• [Figure collection entries]

● ● ● ●

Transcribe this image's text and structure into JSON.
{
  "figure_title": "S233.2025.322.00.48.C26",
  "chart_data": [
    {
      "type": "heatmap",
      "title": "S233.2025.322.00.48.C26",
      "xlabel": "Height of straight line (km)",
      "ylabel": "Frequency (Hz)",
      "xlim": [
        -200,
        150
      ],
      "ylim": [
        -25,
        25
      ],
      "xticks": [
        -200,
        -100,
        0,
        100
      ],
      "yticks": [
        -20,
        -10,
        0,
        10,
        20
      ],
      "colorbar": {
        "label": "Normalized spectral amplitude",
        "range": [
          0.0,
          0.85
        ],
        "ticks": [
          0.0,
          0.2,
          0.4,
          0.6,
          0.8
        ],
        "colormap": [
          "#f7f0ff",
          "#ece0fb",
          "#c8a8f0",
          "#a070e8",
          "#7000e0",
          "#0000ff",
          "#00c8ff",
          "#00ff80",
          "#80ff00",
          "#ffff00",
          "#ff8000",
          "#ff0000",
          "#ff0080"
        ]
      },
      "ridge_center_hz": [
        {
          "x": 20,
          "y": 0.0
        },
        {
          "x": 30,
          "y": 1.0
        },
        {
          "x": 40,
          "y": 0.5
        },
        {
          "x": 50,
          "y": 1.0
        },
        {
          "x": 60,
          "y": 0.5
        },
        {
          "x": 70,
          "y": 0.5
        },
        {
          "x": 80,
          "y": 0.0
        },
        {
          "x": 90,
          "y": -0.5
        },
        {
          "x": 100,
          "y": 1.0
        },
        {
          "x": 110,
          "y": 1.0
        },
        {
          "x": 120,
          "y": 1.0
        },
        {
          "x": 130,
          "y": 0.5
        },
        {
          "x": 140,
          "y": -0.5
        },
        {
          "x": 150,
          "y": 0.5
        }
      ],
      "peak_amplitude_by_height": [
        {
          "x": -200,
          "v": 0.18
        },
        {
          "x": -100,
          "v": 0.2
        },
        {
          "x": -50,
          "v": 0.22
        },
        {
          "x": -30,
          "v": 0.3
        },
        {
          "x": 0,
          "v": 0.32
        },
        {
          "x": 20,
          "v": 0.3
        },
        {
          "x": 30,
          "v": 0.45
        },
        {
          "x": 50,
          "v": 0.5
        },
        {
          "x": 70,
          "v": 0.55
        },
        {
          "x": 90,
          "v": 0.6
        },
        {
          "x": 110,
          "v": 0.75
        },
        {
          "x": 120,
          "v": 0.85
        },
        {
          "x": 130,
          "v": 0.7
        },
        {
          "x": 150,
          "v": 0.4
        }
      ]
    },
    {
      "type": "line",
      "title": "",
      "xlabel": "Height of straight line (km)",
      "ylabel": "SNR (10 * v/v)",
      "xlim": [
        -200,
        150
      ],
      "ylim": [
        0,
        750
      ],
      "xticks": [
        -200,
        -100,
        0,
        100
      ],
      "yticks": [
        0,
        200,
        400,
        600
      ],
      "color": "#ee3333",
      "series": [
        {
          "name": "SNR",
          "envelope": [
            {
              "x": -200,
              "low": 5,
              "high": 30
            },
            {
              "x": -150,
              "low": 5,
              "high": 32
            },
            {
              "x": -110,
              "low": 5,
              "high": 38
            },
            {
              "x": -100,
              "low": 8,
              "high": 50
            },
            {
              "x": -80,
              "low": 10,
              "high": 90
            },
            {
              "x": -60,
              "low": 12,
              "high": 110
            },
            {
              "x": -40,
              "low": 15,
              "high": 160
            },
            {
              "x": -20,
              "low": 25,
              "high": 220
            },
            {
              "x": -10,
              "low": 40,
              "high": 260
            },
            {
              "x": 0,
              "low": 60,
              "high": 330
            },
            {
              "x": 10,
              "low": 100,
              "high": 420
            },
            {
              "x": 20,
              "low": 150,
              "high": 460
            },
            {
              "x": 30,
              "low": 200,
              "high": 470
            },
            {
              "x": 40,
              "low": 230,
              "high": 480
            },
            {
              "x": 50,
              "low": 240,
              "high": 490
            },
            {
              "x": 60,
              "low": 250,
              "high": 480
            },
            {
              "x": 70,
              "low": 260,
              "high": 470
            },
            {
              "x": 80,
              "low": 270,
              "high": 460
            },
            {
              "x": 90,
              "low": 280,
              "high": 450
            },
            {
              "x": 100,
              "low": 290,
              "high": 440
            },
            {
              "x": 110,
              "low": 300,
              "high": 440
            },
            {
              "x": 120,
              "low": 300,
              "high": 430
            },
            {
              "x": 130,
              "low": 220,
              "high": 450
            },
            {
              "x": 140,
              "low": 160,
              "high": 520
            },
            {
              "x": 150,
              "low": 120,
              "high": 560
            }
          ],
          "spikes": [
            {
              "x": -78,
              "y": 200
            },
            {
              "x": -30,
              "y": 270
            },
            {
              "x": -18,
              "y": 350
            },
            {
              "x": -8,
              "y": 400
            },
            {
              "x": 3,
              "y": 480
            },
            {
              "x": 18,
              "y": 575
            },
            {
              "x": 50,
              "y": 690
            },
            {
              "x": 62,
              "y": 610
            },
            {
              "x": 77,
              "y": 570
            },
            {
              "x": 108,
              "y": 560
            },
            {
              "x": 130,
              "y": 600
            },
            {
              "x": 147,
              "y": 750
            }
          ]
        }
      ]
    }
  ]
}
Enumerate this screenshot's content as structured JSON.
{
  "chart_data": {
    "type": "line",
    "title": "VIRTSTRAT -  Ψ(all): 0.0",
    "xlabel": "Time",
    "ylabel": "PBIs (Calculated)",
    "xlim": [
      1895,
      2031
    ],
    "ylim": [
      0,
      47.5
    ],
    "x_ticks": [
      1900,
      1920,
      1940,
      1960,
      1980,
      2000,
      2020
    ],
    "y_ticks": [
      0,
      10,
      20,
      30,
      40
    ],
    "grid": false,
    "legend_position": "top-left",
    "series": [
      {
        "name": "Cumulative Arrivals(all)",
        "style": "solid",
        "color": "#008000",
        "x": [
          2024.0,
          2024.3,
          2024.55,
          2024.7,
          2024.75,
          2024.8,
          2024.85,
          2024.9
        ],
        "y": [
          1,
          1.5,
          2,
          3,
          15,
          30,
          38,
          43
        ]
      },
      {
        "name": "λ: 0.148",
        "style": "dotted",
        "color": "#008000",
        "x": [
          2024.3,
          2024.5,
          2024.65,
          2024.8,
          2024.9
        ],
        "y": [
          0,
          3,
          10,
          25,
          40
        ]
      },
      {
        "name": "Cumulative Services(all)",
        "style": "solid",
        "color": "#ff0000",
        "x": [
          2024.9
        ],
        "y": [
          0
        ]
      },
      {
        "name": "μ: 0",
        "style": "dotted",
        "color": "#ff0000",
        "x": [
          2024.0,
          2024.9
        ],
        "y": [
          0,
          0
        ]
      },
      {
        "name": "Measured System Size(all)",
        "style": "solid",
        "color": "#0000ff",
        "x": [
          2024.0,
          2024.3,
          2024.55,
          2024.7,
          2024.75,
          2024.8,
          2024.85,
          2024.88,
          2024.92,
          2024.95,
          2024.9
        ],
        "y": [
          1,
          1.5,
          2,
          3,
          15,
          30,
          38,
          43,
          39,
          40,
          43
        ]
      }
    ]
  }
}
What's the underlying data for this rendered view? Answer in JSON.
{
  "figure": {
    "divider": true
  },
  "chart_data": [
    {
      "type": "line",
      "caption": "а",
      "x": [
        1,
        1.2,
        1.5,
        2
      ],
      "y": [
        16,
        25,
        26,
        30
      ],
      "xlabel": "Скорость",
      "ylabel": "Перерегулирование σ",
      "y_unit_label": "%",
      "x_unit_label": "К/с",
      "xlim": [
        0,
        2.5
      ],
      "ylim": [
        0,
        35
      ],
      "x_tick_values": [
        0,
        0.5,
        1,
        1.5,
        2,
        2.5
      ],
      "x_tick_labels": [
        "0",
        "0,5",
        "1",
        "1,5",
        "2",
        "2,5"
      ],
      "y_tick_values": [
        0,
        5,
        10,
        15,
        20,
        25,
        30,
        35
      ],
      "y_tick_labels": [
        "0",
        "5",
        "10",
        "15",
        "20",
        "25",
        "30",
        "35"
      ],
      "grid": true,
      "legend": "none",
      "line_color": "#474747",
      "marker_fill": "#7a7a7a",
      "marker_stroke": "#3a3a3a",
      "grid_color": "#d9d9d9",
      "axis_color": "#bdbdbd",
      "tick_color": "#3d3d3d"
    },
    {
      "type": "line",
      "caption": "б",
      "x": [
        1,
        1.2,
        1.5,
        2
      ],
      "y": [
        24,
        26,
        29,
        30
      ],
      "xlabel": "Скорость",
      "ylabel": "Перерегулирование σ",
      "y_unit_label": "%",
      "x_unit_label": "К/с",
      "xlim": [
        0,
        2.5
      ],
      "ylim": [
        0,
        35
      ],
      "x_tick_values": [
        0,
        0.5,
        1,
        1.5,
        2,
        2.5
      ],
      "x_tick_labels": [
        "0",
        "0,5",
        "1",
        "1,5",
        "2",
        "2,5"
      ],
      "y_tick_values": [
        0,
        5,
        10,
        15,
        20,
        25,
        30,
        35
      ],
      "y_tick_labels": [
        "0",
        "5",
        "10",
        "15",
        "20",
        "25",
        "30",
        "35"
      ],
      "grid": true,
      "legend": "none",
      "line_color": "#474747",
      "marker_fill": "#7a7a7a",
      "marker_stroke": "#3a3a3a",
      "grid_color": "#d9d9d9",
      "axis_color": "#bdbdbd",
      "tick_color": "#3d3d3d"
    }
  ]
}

● ● ● ●

• [THE TASK] Pull out each line of the records holding the string "ylabel".

• [RESULT BELOW]
      "ylabel": "Frequency (Hz)",
      "ylabel": "SNR (10 * v/v)",
    "ylabel": "PBIs (Calculated)",
      "ylabel": "Перерегулирование σ",
      "ylabel": "Перерегулирование σ",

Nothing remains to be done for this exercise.